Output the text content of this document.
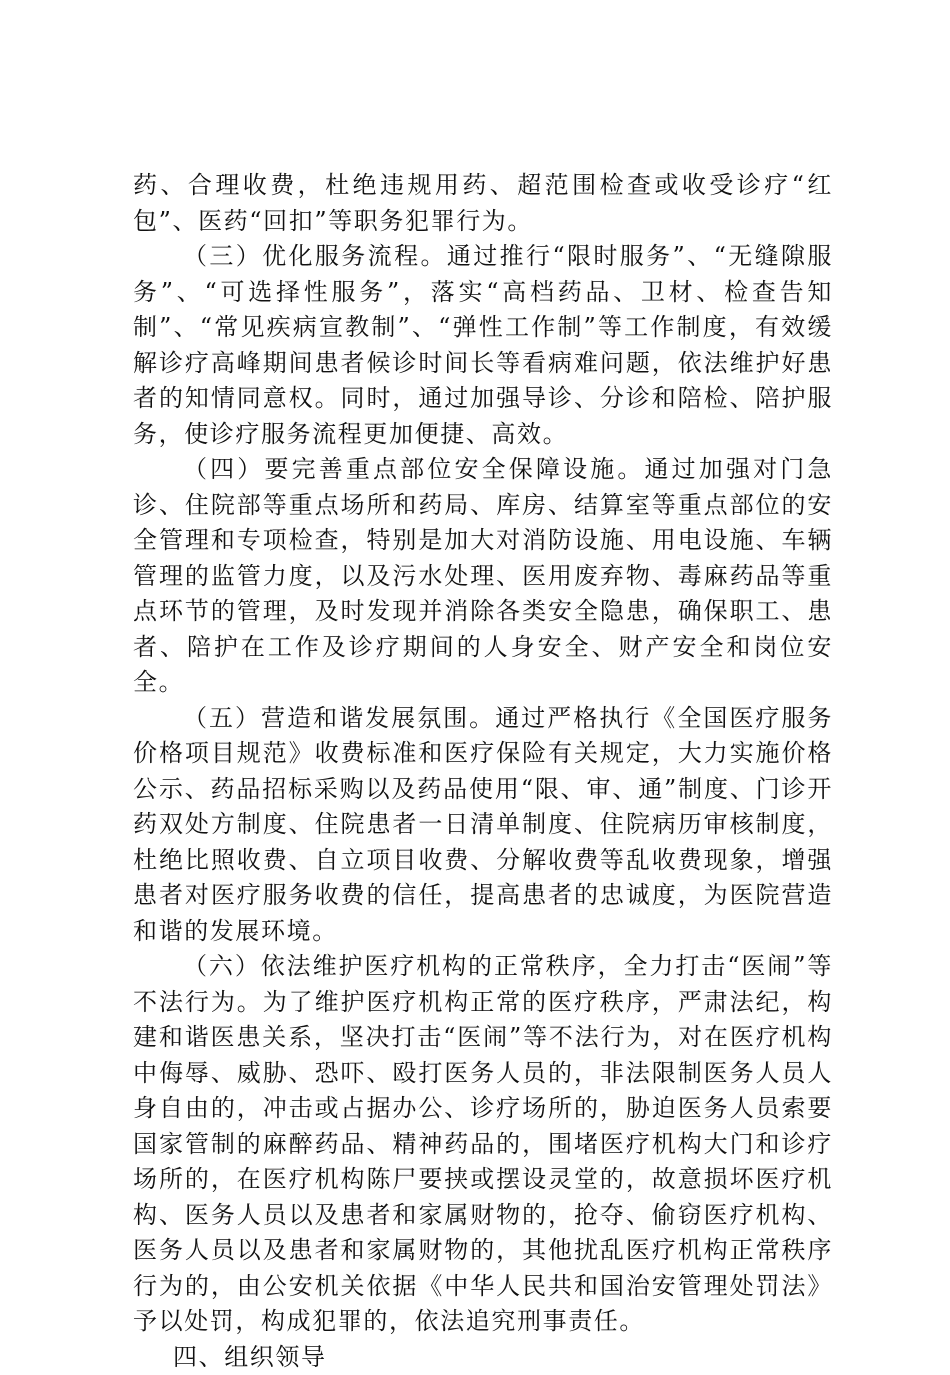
药、合理收费，杜绝违规用药、超范围检查或收受诊疗“红包”、医药“回扣”等职务犯罪行为。

（三）优化服务流程。通过推行“限时服务”、“无缝隙服务”、“可选择性服务”，落实“高档药品、卫材、检查告知制”、“常见疾病宣教制”、“弹性工作制”等工作制度，有效缓解诊疗高峰期间患者候诊时间长等看病难问题，依法维护好患者的知情同意权。同时，通过加强导诊、分诊和陪检、陪护服务，使诊疗服务流程更加便捷、高效。

（四）要完善重点部位安全保障设施。通过加强对门急诊、住院部等重点场所和药局、库房、结算室等重点部位的安全管理和专项检查，特别是加大对消防设施、用电设施、车辆管理的监管力度，以及污水处理、医用废弃物、毒麻药品等重点环节的管理，及时发现并消除各类安全隐患，确保职工、患者、陪护在工作及诊疗期间的人身安全、财产安全和岗位安全。

（五）营造和谐发展氛围。通过严格执行《全国医疗服务价格项目规范》收费标准和医疗保险有关规定，大力实施价格公示、药品招标采购以及药品使用“限、审、通”制度、门诊开药双处方制度、住院患者一日清单制度、住院病历审核制度，杜绝比照收费、自立项目收费、分解收费等乱收费现象，增强患者对医疗服务收费的信任，提高患者的忠诚度，为医院营造和谐的发展环境。

（六）依法维护医疗机构的正常秩序，全力打击“医闹”等不法行为。为了维护医疗机构正常的医疗秩序，严肃法纪，构建和谐医患关系，坚决打击“医闹”等不法行为，对在医疗机构中侮辱、威胁、恐吓、殴打医务人员的，非法限制医务人员人身自由的，冲击或占据办公、诊疗场所的，胁迫医务人员索要国家管制的麻醉药品、精神药品的，围堵医疗机构大门和诊疗场所的，在医疗机构陈尸要挟或摆设灵堂的，故意损坏医疗机构、医务人员以及患者和家属财物的，抢夺、偷窃医疗机构、医务人员以及患者和家属财物的，其他扰乱医疗机构正常秩序行为的，由公安机关依据《中华人民共和国治安管理处罚法》予以处罚，构成犯罪的，依法追究刑事责任。

四、组织领导
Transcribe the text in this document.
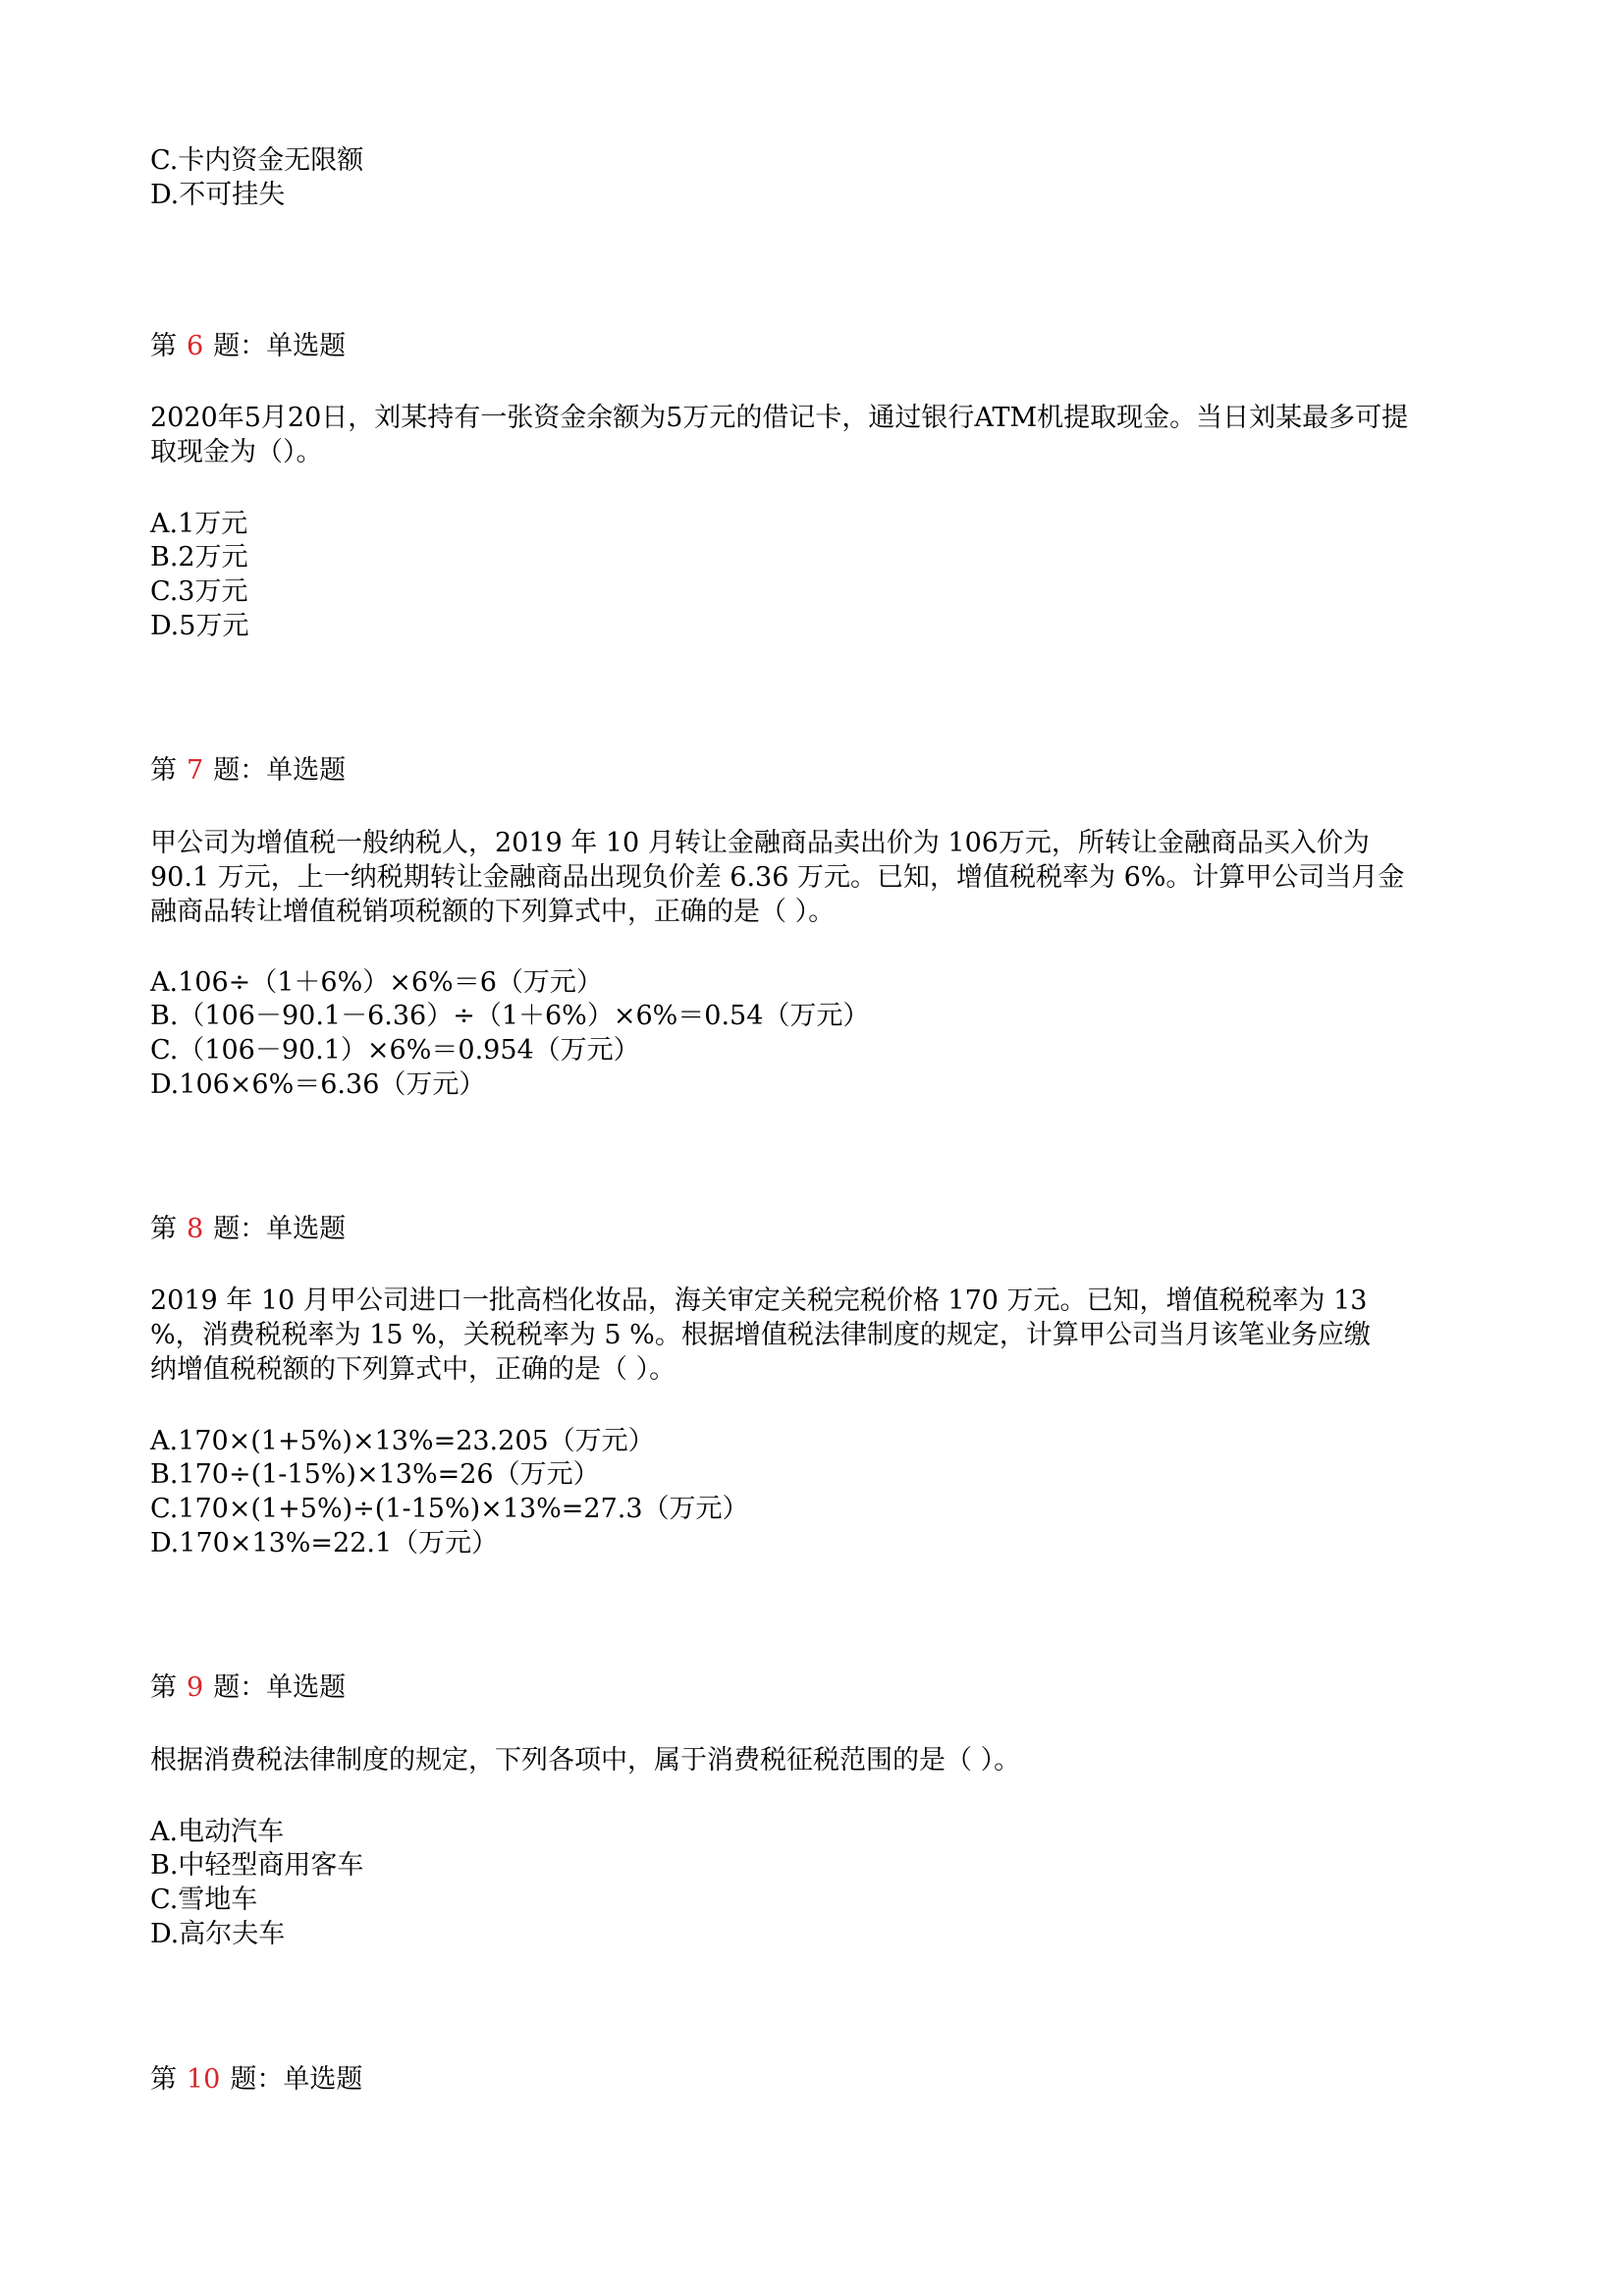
C.卡内资金无限额
D.不可挂失
第 6 题：单选题
2020年5月20日，刘某持有一张资金余额为5万元的借记卡，通过银行ATM机提取现金。当日刘某最多可提
取现金为（）。
A.1万元
B.2万元
C.3万元
D.5万元
第 7 题：单选题
甲公司为增值税一般纳税人，2019 年 10 月转让金融商品卖出价为 106万元，所转让金融商品买入价为
90.1 万元，上一纳税期转让金融商品出现负价差 6.36 万元。已知，增值税税率为 6%。计算甲公司当月金
融商品转让增值税销项税额的下列算式中，正确的是（ ）。
A.106÷（1＋6%）×6%＝6（万元）
B.（106－90.1－6.36）÷（1＋6%）×6%＝0.54（万元）
C.（106－90.1）×6%＝0.954（万元）
D.106×6%＝6.36（万元）
第 8 题：单选题
2019 年 10 月甲公司进口一批高档化妆品，海关审定关税完税价格 170 万元。已知，增值税税率为 13
%，消费税税率为 15 %，关税税率为 5 %。根据增值税法律制度的规定，计算甲公司当月该笔业务应缴
纳增值税税额的下列算式中，正确的是（ ）。
A.170×(1+5%)×13%=23.205（万元）
B.170÷(1-15%)×13%=26（万元）
C.170×(1+5%)÷(1-15%)×13%=27.3（万元）
D.170×13%=22.1（万元）
第 9 题：单选题
根据消费税法律制度的规定，下列各项中，属于消费税征税范围的是（ ）。
A.电动汽车
B.中轻型商用客车
C.雪地车
D.高尔夫车
第 10 题：单选题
· · · ·
INSTRUCTIONS FOR THE TASK
In the records above, find each line that holds the word "document"; copy all such lines.

OUTPUT FOR THIS TASK
Output the text content of this document.
Transcribe the text in this document.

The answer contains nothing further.